→ TASK INSTRUCTIONS: Identify each line in the records below that contains the word "this", and copy it.

[Data extracted from a collection]
# # # #

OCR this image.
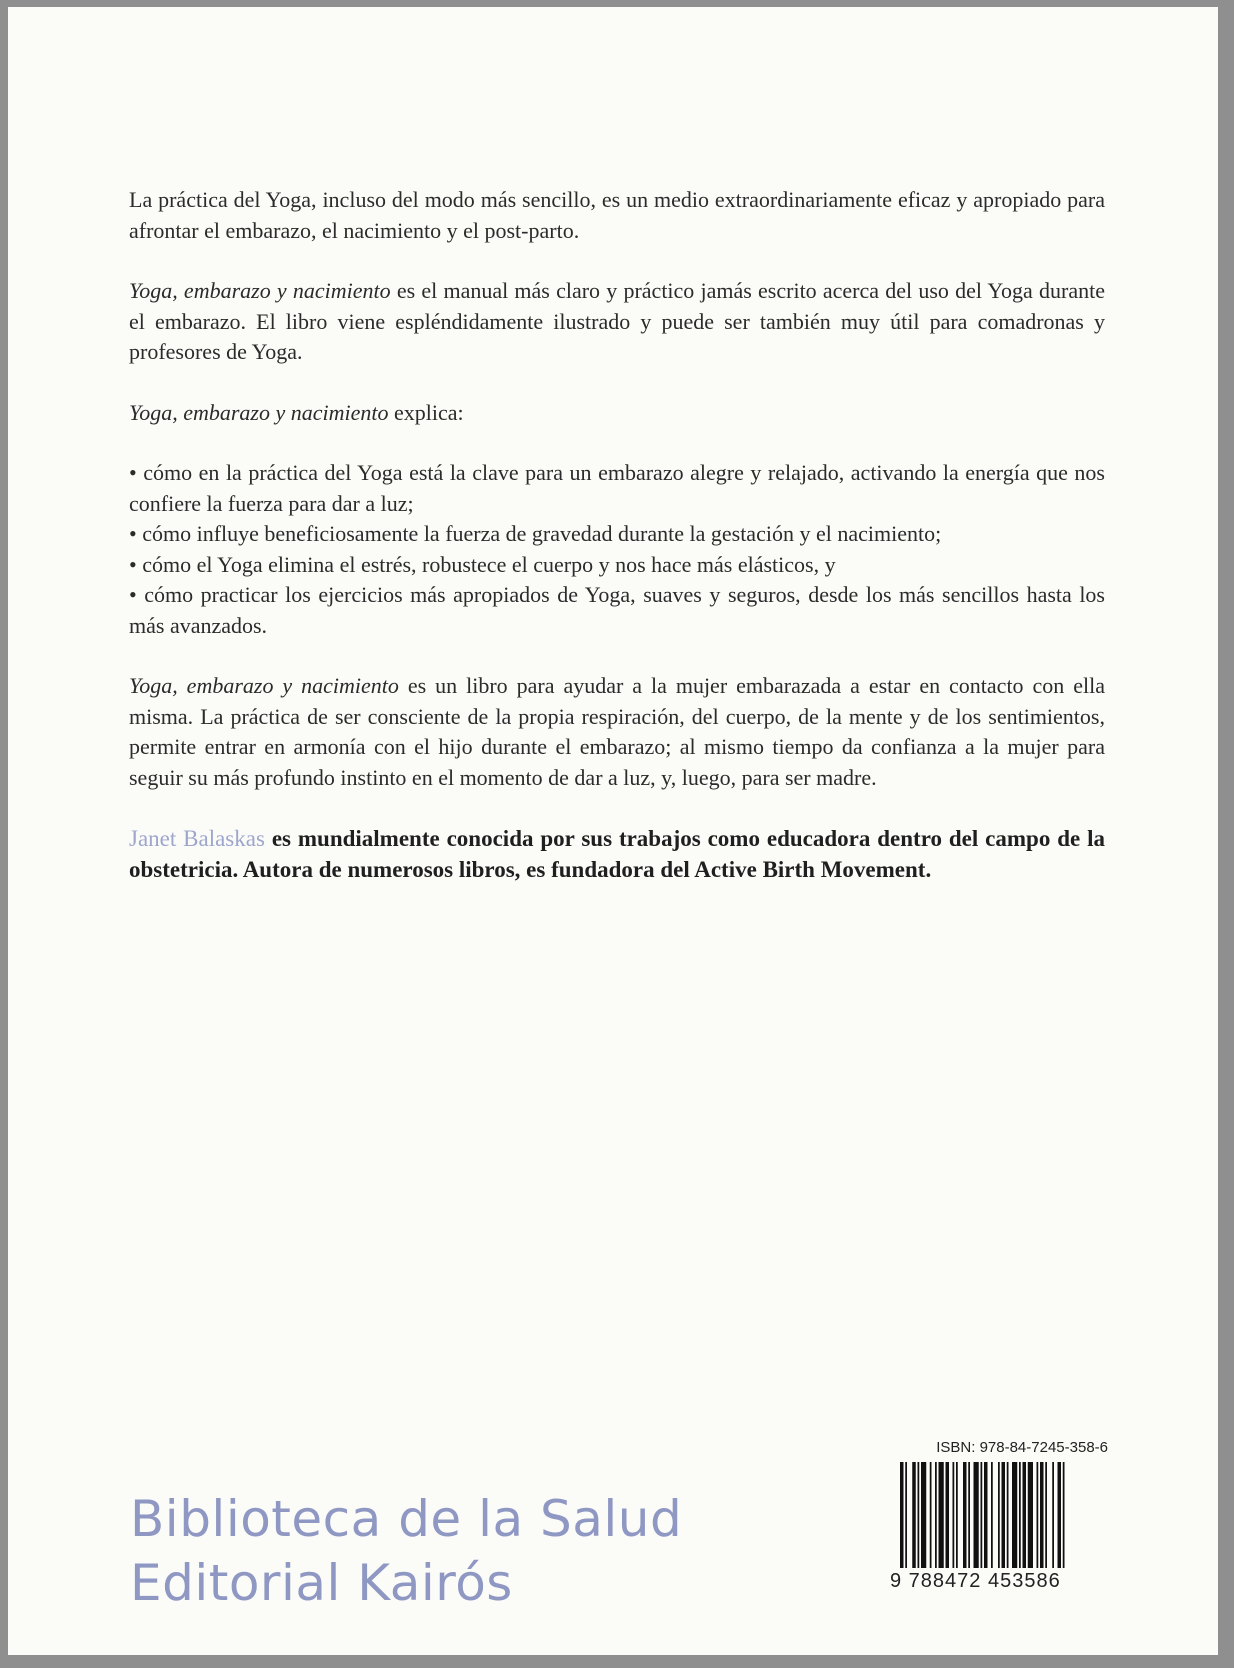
La práctica del Yoga, incluso del modo más sencillo, es un medio extraordinariamente eficaz y apropiado para afrontar el embarazo, el nacimiento y el post-parto.

Yoga, embarazo y nacimiento es el manual más claro y práctico jamás escrito acerca del uso del Yoga durante el embarazo. El libro viene espléndidamente ilustrado y puede ser también muy útil para comadronas y profesores de Yoga.

Yoga, embarazo y nacimiento explica:

• cómo en la práctica del Yoga está la clave para un embarazo alegre y relajado, activando la energía que nos confiere la fuerza para dar a luz;
• cómo influye beneficiosamente la fuerza de gravedad durante la gestación y el nacimiento;
• cómo el Yoga elimina el estrés, robustece el cuerpo y nos hace más elásticos, y
• cómo practicar los ejercicios más apropiados de Yoga, suaves y seguros, desde los más sencillos hasta los más avanzados.

Yoga, embarazo y nacimiento es un libro para ayudar a la mujer embarazada a estar en contacto con ella misma. La práctica de ser consciente de la propia respiración, del cuerpo, de la mente y de los sentimientos, permite entrar en armonía con el hijo durante el embarazo; al mismo tiempo da confianza a la mujer para seguir su más profundo instinto en el momento de dar a luz, y, luego, para ser madre.

Janet Balaskas es mundialmente conocida por sus trabajos como educadora dentro del campo de la obstetricia. Autora de numerosos libros, es fundadora del Active Birth Movement.

Biblioteca de la Salud
Editorial Kairós
ISBN: 978-84-7245-358-6
9 788472 453586
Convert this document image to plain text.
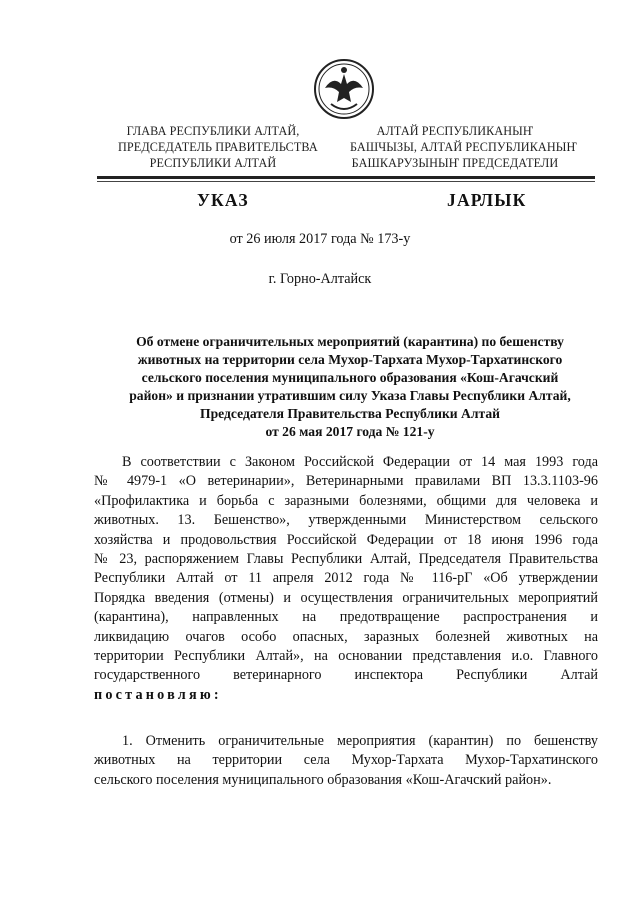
ГЛАВА РЕСПУБЛИКИ АЛТАЙ,
ПРЕДСЕДАТЕЛЬ ПРАВИТЕЛЬСТВА
РЕСПУБЛИКИ АЛТАЙ
АЛТАЙ РЕСПУБЛИКАНЫҤ
БАШЧЫЗЫ, АЛТАЙ РЕСПУБЛИКАНЫҤ
БАШКАРУЗЫНЫҤ ПРЕДСЕДАТЕЛИ
УКАЗ	ЈАРЛЫК
от 26 июля 2017 года № 173-у
г. Горно-Алтайск
Об отмене ограничительных мероприятий (карантина) по бешенству
животных на территории села Мухор-Тархата Мухор-Тархатинского
сельского поселения муниципального образования «Кош-Агачский
район» и признании утратившим силу Указа Главы Республики Алтай,
Председателя Правительства Республики Алтай
от 26 мая 2017 года № 121-у
В соответствии с Законом Российской Федерации от 14 мая 1993 года
№ 4979-1 «О ветеринарии», Ветеринарными правилами ВП 13.3.1103-96
«Профилактика и борьба с заразными болезнями, общими для человека и
животных. 13. Бешенство», утвержденными Министерством сельского
хозяйства и продовольствия Российской Федерации от 18 июня 1996 года
№ 23, распоряжением Главы Республики Алтай, Председателя Правительства
Республики Алтай от 11 апреля 2012 года № 116-рГ «Об утверждении
Порядка введения (отмены) и осуществления ограничительных мероприятий
(карантина), направленных на предотвращение распространения и
ликвидацию очагов особо опасных, заразных болезней животных на
территории Республики Алтай», на основании представления и.о. Главного
государственного ветеринарного инспектора Республики Алтай
постановляю:
1. Отменить ограничительные мероприятия (карантин) по бешенству
животных на территории села Мухор-Тархата Мухор-Тархатинского
сельского поселения муниципального образования «Кош-Агачский район».
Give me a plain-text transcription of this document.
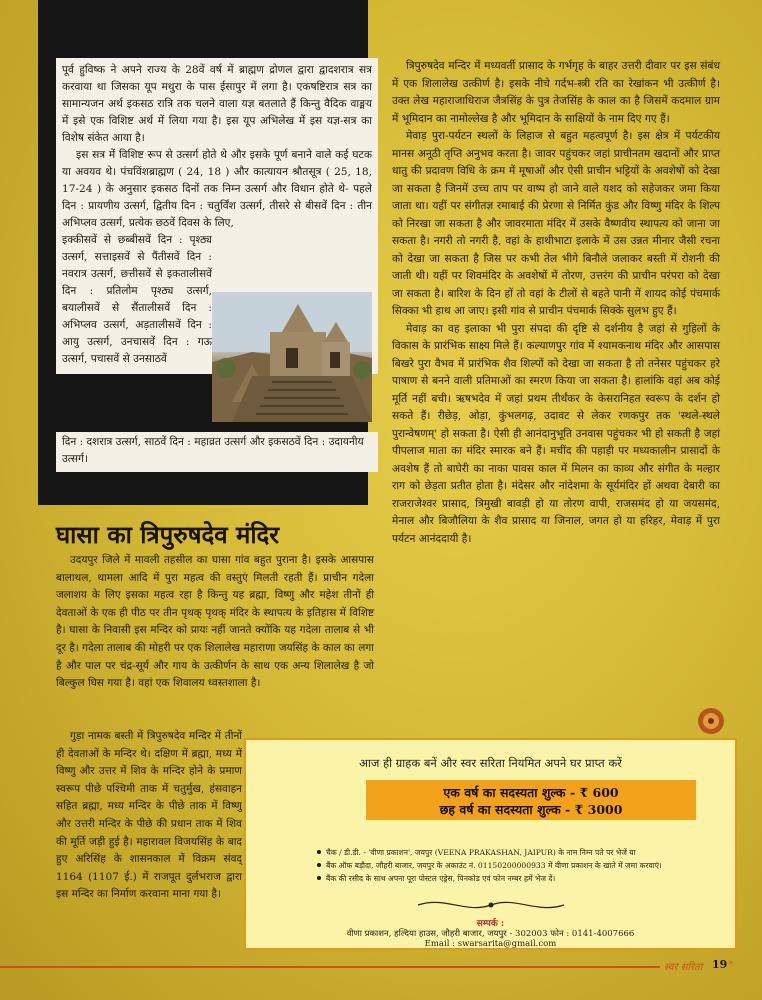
पूर्व हुविष्क ने अपने राज्य के 28वें वर्ष में ब्राह्मण द्रोणल द्वारा द्वादशरात्र सत्र करवाया था जिसका यूप मथुरा के पास ईसापुर में लगा है। एकषष्टिरात्र सत्र का सामान्यजन अर्थ इकसठ रात्रि तक चलने वाला यज्ञ बतलाते हैं किन्तु वैदिक वाङ्मय में इसे एक विशिष्ट अर्थ में लिया गया है। इस यूप अभिलेख में इस यज्ञ-सत्र का विशेष संकेत आया है।

इस सत्र में विशिष्ट रूप से उत्सर्ग होते थे और इसके पूर्ण बनाने वाले कई घटक या अवयव थे। पंचविंशब्राह्मण ( 24, 18 ) और कात्यायन श्रौतसूत्र ( 25, 18, 17-24 ) के अनुसार इकसठ दिनों तक निम्न उत्सर्ग और विधान होते थे- पहले दिन : प्रायणीय उत्सर्ग, द्वितीय दिन : चतुर्विंश उत्सर्ग, तीसरे से बीसवें दिन : तीन अभिप्लव उत्सर्ग, प्रत्येक छठवें दिवस के लिए,

इक्कीसवें से छब्बीसवें दिन : पृश्ठ्य उत्सर्ग, सत्ताइसवें से पैंतीसवें दिन : नवरात्र उत्सर्ग, छत्तीसवें से इकतालीसवें दिन : प्रतिलोम पृश्ठ्य उत्सर्ग, बयालीसवें से सैंतालीसवें दिन : अभिप्लव उत्सर्ग, अड़तालीसवें दिन : आयु उत्सर्ग, उनचासवें दिन : गऊ उत्सर्ग, पचासवें से उनसाठवें

दिन : दशरात्र उत्सर्ग, साठवें दिन : महाव्रत उत्सर्ग और इकसठवें दिन : उदायनीय उत्सर्ग।

घासा का त्रिपुरुषदेव मंदिर

उदयपुर जिले में मावली तहसील का घासा गांव बहुत पुराना है। इसके आसपास बालाथल, थामला आदि में पुरा महत्व की वस्तुएं मिलती रहती हैं। प्राचीन गदेला जलाशय के लिए इसका महत्व रहा है किन्तु यह ब्रह्मा, विष्णु और महेश तीनों ही देवताओं के एक ही पीठ पर तीन पृथक् पृथक् मंदिर के स्थापत्य के इतिहास में विशिष्ट है। घासा के निवासी इस मन्दिर को प्रायः नहीं जानते क्योंकि यह गदेला तालाब से भी दूर है। गदेला तालाब की मोहरी पर एक शिलालेख महाराणा जयसिंह के काल का लगा है और पाल पर चंद्र-सूर्य और गाय के उत्कीर्णन के साथ एक अन्य शिलालेख है जो बिल्कुल घिस गया है। वहां एक शिवालय ध्वस्तशाला है।

गुड़ा नामक बस्ती में त्रिपुरुषदेव मन्दिर में तीनों ही देवताओं के मन्दिर थे। दक्षिण में ब्रह्मा, मध्य में विष्णु और उत्तर में शिव के मन्दिर होने के प्रमाण स्वरूप पीछे पश्चिमी ताक में चतुर्मुख, हंसवाहन सहित ब्रह्मा, मध्य मन्दिर के पीछे ताक में विष्णु और उत्तरी मन्दिर के पीछे की प्रधान ताक में शिव की मूर्ति जड़ी हुई है। महारावल विजयसिंह के बाद हुए अरिसिंह के शासनकाल में विक्रम संवद् 1164 (1107 ई.) में राजपूत दुर्लभराज द्वारा इस मन्दिर का निर्माण करवाना माना गया है।

त्रिपुरुषदेव मन्दिर में मध्यवर्ती प्रासाद के गर्भगृह के बाहर उत्तरी दीवार पर इस संबंध में एक शिलालेख उत्कीर्ण है। इसके नीचे गर्दभ-स्त्री रति का रेखांकन भी उत्कीर्ण है। उक्त लेख महाराजाधिराज जैत्रसिंह के पुत्र तेजसिंह के काल का है जिसमें कदमाल ग्राम में भूमिदान का नामोल्लेख है और भूमिदान के साक्षियों के नाम दिए गए हैं।

मेवाड़ पुरा-पर्यटन स्थलों के लिहाज से बहुत महत्वपूर्ण है। इस क्षेत्र में पर्यटकीय मानस अनूठी तृप्ति अनुभव करता है। जावर पहुंचकर जहां प्राचीनतम खदानों और प्राप्त धातु की प्रदावण विधि के क्रम में मूषाओं और ऐसी प्राचीन भट्टियों के अवशेषों को देखा जा सकता है जिनमें उच्च ताप पर वाष्प हो जाने वाले यशद को सहेजकर जमा किया जाता था। यहीं पर संगीतज्ञ रमाबाई की प्रेरणा से निर्मित कुंड और विष्णु मंदिर के शिल्प को निरखा जा सकता है और जावरमाता मंदिर में उसके वैष्णवीय स्थापत्य को जाना जा सकता है। नगरी तो नगरी है, वहां के हाथीभाटा इलाके में उस उन्नत मीनार जैसी रचना को देखा जा सकता है जिस पर कभी तेल भीगे बिनौले जलाकर बस्ती में रोशनी की जाती थी। यहीं पर शिवमंदिर के अवशेषों में तोरण, उत्तरंग की प्राचीन परंपरा को देखा जा सकता है। बारिश के दिन हों तो वहां के टीलों से बहते पानी में शायद कोई पंचमार्क सिक्का भी हाथ आ जाए। इसी गांव से प्राचीन पंचमार्क सिक्के सुलभ हुए हैं।

मेवाड़ का वह इलाका भी पुरा संपदा की दृष्टि से दर्शनीय है जहां से गुहिलों के विकास के प्रारंभिक साक्ष्य मिले हैं। कल्याणपुर गांव में श्यामकनाथ मंदिर और आसपास बिखरे पुरा वैभव में प्रारंभिक शैव शिल्पों को देखा जा सकता है तो तनेसर पहुंचकर हरे पाषाण से बनने वाली प्रतिमाओं का स्मरण किया जा सकता है। हालांकि वहां अब कोई मूर्ति नहीं बची। ऋषभदेव में जहां प्रथम तीर्थंकर के केसरानिहत स्वरूप के दर्शन हो सकते हैं। रीछेड़, ओड़ा, कुंभलगढ़, उदावट से लेकर रणकपुर तक 'स्थले-स्थले पुरान्वेषणम्' हो सकता है। ऐसी ही आनंदानुभूति उनवास पहुंचकर भी हो सकती है जहां पीपलाज माता का मंदिर स्मारक बने हैं। मचींद की पहाड़ी पर मध्यकालीन प्रासादों के अवशेष हैं तो बाघेरी का नाका पावस काल में मिलन का काव्य और संगीत के मल्हार राग को छेड़ता प्रतीत होता है। मंदेसर और नांदेशमा के सूर्यमंदिर हों अथवा देबारी का राजराजेश्वर प्रासाद, त्रिमुखी बावड़ी हो या तोरण वापी, राजसमंद हो या जयसमंद, मेनाल और बिजौलिया के शैव प्रासाद या जिनाल, जगत हो या हरिहर, मेवाड़ में पुरा पर्यटन आनंददायी है।

आज ही ग्राहक बनें और स्वर सरिता नियमित अपने घर प्राप्त करें

एक वर्ष का सदस्यता शुल्क - ₹ 600

छह वर्ष का सदस्यता शुल्क - ₹ 3000

चैक / डी.डी. - 'वीणा प्रकाशन', जयपुर (VEENA PRAKASHAN, JAIPUR) के नाम निम्न पते पर भेजें या
बैंक ऑफ बड़ौदा, जौहरी बाजार, जयपुर के अकाउंट नं. 01150200000933 में वीणा प्रकाशन के खाते में जमा करवाएं।
बैंक की रसीद के साथ अपना पूरा पोस्टल एड्रेस, पिनकोड एवं फोन नम्बर हमें भेज दें।

सम्पर्क :

वीणा प्रकाशन, हल्दिया हाउस, जौहरी बाजार, जयपुर - 302003 फोन : 0141-4007666

Email : swarsarita@gmail.com

स्वर सरिता 19 »
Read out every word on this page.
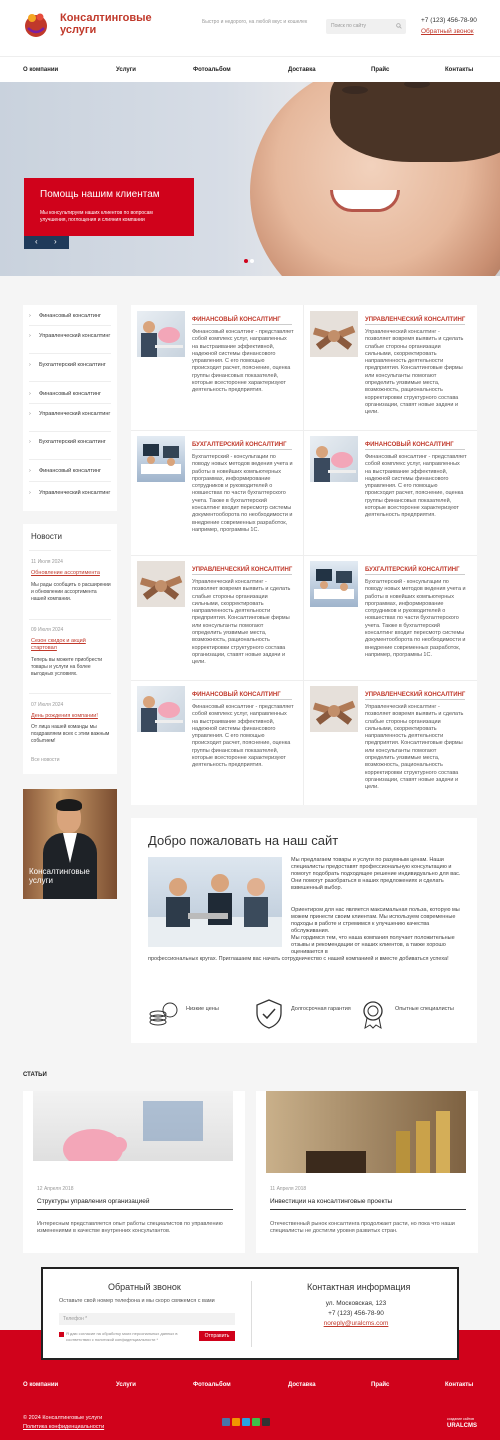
Консалтинговые услуги
Быстро и недорого, на любой вкус и кошелек
Поиск по сайту
+7 (123) 456-78-90
Обратный звонок
О компании	Услуги	Фотоальбом	Доставка	Прайс	Контакты
Помощь нашим клиентам
Мы консультируем наших клиентов по вопросам улучшения, поглощения и слияния компании
‹ ›
› Финансовый консалтинг
› Управленческий консалтинг
› Бухгалтерский консалтинг
› Финансовый консалтинг
› Управленческий консалтинг
› Бухгалтерский консалтинг
› Финансовый консалтинг
› Управленческий консалтинг
Новости
11 Июля 2024
Обновление ассортимента
Мы рады сообщить о расширении и обновлении ассортимента нашей компании.
09 Июля 2024
Сезон скидок и акций стартовал
Теперь вы можете приобрести товары и услуги на более выгодных условиях.
07 Июля 2024
День рождения компании!
От лица нашей команды мы поздравляем всех с этим важным событием!
Все новости
Консалтинговые услуги
ФИНАНСОВЫЙ КОНСАЛТИНГ
Финансовый консалтинг - представляет собой комплекс услуг, направленных на выстраивание эффективной, надежной системы финансового управления. С его помощью происходит расчет, пояснение, оценка группы финансовых показателей, которые всесторонне характеризуют деятельность предприятия.
УПРАВЛЕНЧЕСКИЙ КОНСАЛТИНГ
Управленческий консалтинг - позволяет вовремя выявить и сделать слабые стороны организации сильными, скорректировать направленность деятельности предприятия. Консалтинговые фирмы или консультанты помогают определить уязвимые места, возможность, рациональность корректировки структурного состава организации, ставят новые задачи и цели.
БУХГАЛТЕРСКИЙ КОНСАЛТИНГ
Бухгалтерский - консультации по поводу новых методов ведения учета и работы в новейших компьютерных программах, информирование сотрудников и руководителей о новшествах по части бухгалтерского учета. Также в бухгалтерский консалтинг входит пересмотр системы документооборота по необходимости и внедрение современных разработок, например, программы 1С.
ФИНАНСОВЫЙ КОНСАЛТИНГ
Финансовый консалтинг - представляет собой комплекс услуг, направленных на выстраивание эффективной, надежной системы финансового управления. С его помощью происходит расчет, пояснение, оценка группы финансовых показателей, которые всесторонне характеризуют деятельность предприятия.
УПРАВЛЕНЧЕСКИЙ КОНСАЛТИНГ
Управленческий консалтинг - позволяет вовремя выявить и сделать слабые стороны организации сильными, скорректировать направленность деятельности предприятия. Консалтинговые фирмы или консультанты помогают определить уязвимые места, возможность, рациональность корректировки структурного состава организации, ставят новые задачи и цели.
БУХГАЛТЕРСКИЙ КОНСАЛТИНГ
Бухгалтерский - консультации по поводу новых методов ведения учета и работы в новейших компьютерных программах, информирование сотрудников и руководителей о новшествах по части бухгалтерского учета. Также в бухгалтерский консалтинг входит пересмотр системы документооборота по необходимости и внедрение современных разработок, например, программы 1С.
ФИНАНСОВЫЙ КОНСАЛТИНГ
Финансовый консалтинг - представляет собой комплекс услуг, направленных на выстраивание эффективной, надежной системы финансового управления. С его помощью происходит расчет, пояснение, оценка группы финансовых показателей, которые всесторонне характеризуют деятельность предприятия.
УПРАВЛЕНЧЕСКИЙ КОНСАЛТИНГ
Управленческий консалтинг - позволяет вовремя выявить и сделать слабые стороны организации сильными, скорректировать направленность деятельности предприятия. Консалтинговые фирмы или консультанты помогают определить уязвимые места, возможность, рациональность корректировки структурного состава организации, ставят новые задачи и цели.
Добро пожаловать на наш сайт
Мы предлагаем товары и услуги по разумным ценам. Наши специалисты предоставят профессиональную консультацию и помогут подобрать подходящее решение индивидуально для вас. Они помогут разобраться в наших предложениях и сделать взвешенный выбор.
Ориентиром для нас является максимальная польза, которую мы можем принести своим клиентам. Мы используем современные подходы в работе и стремимся к улучшению качества обслуживания.
Мы гордимся тем, что наша компания получает положительные отзывы и рекомендации от наших клиентов, а также хорошо оценивается в
профессиональных кругах. Приглашаем вас начать сотрудничество с нашей компанией и вместе добиваться успеха!
Низкие цены	Долгосрочная гарантия	Опытные специалисты
СТАТЬИ
12 Апреля 2018
Структуры управления организацией
Интересным представляется опыт работы специалистов по управлению изменениями в качестве внутренних консультантов.
11 Апреля 2018
Инвестиции на консалтинговые проекты
Отечественный рынок консалтинга продолжает расти, но пока что наши специалисты не достигли уровня развитых стран.
Обратный звонок
Оставьте свой номер телефона и мы скоро свяжемся с вами
Телефон *
Я даю согласие на обработку моих персональных данных в соответствии с политикой конфиденциальности *
Отправить
Контактная информация
ул. Московская, 123
+7 (123) 456-78-90
noreply@uralcms.com
О компании	Услуги	Фотоальбом	Доставка	Прайс	Контакты
© 2024 Консалтинговые услуги
Политика конфиденциальности
создание сайтов
URALCMS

# # # #

→ TASK SOLUTION:
OCR this image.
Convert this document image to plain text.
Give me a plain-text transcription of this document.
Read out every word on this page.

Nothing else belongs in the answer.